··· Raw data ···

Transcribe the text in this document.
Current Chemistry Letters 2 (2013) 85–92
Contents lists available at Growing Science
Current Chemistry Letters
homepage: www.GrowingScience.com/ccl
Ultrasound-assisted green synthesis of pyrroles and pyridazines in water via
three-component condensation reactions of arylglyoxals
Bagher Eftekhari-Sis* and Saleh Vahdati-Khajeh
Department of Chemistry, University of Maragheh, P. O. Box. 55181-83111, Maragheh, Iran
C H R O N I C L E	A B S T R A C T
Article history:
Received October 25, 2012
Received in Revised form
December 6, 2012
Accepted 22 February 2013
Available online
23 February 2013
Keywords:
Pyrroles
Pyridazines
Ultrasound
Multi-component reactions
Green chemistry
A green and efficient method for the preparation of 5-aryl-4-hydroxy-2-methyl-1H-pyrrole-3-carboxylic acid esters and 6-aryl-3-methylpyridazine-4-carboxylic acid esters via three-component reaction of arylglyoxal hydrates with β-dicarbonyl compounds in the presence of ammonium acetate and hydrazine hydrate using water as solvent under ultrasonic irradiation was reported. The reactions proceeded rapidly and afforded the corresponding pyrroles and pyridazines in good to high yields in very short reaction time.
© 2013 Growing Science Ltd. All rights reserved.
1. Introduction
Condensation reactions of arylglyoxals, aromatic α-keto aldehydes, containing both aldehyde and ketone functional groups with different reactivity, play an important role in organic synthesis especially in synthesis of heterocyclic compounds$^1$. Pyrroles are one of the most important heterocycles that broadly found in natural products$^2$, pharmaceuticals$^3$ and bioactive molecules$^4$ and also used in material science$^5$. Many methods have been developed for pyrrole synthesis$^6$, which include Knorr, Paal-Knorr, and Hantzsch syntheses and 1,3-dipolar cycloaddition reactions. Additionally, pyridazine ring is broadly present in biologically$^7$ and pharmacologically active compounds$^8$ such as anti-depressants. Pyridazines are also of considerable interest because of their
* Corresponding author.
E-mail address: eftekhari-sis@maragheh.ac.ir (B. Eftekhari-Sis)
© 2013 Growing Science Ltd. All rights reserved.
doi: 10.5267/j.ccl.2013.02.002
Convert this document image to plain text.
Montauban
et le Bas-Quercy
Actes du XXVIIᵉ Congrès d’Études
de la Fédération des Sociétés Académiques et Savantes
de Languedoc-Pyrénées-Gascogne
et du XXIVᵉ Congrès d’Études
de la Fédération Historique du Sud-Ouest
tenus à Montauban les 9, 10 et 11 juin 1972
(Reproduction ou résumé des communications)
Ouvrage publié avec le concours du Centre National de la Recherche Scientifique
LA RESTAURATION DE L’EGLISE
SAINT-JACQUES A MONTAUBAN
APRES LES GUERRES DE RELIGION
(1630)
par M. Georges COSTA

···

> [Exercise objective]:
Copy out the whole listing exactly as written.

> [Result of the exercise]:
Transcribe the text in this document.
Current Chemistry Letters 2 (2013) 85–92
Contents lists available at Growing Science
Current Chemistry Letters
homepage: www.GrowingScience.com/ccl
Ultrasound-assisted green synthesis of pyrroles and pyridazines in water via
three-component condensation reactions of arylglyoxals
Bagher Eftekhari-Sis* and Saleh Vahdati-Khajeh
Department of Chemistry, University of Maragheh, P. O. Box. 55181-83111, Maragheh, Iran
C H R O N I C L E	A B S T R A C T
Article history:
Received October 25, 2012
Received in Revised form
December 6, 2012
Accepted 22 February 2013
Available online
23 February 2013
Keywords:
Pyrroles
Pyridazines
Ultrasound
Multi-component reactions
Green chemistry
A green and efficient method for the preparation of 5-aryl-4-hydroxy-2-methyl-1H-pyrrole-3-carboxylic acid esters and 6-aryl-3-methylpyridazine-4-carboxylic acid esters via three-component reaction of arylglyoxal hydrates with β-dicarbonyl compounds in the presence of ammonium acetate and hydrazine hydrate using water as solvent under ultrasonic irradiation was reported. The reactions proceeded rapidly and afforded the corresponding pyrroles and pyridazines in good to high yields in very short reaction time.
© 2013 Growing Science Ltd. All rights reserved.
1. Introduction
Condensation reactions of arylglyoxals, aromatic α-keto aldehydes, containing both aldehyde and ketone functional groups with different reactivity, play an important role in organic synthesis especially in synthesis of heterocyclic compounds$^1$. Pyrroles are one of the most important heterocycles that broadly found in natural products$^2$, pharmaceuticals$^3$ and bioactive molecules$^4$ and also used in material science$^5$. Many methods have been developed for pyrrole synthesis$^6$, which include Knorr, Paal-Knorr, and Hantzsch syntheses and 1,3-dipolar cycloaddition reactions. Additionally, pyridazine ring is broadly present in biologically$^7$ and pharmacologically active compounds$^8$ such as anti-depressants. Pyridazines are also of considerable interest because of their
* Corresponding author.
E-mail address: eftekhari-sis@maragheh.ac.ir (B. Eftekhari-Sis)
© 2013 Growing Science Ltd. All rights reserved.
doi: 10.5267/j.ccl.2013.02.002
Convert this document image to plain text.
Montauban
et le Bas-Quercy
Actes du XXVIIᵉ Congrès d’Études
de la Fédération des Sociétés Académiques et Savantes
de Languedoc-Pyrénées-Gascogne
et du XXIVᵉ Congrès d’Études
de la Fédération Historique du Sud-Ouest
tenus à Montauban les 9, 10 et 11 juin 1972
(Reproduction ou résumé des communications)
Ouvrage publié avec le concours du Centre National de la Recherche Scientifique
LA RESTAURATION DE L’EGLISE
SAINT-JACQUES A MONTAUBAN
APRES LES GUERRES DE RELIGION
(1630)
par M. Georges COSTA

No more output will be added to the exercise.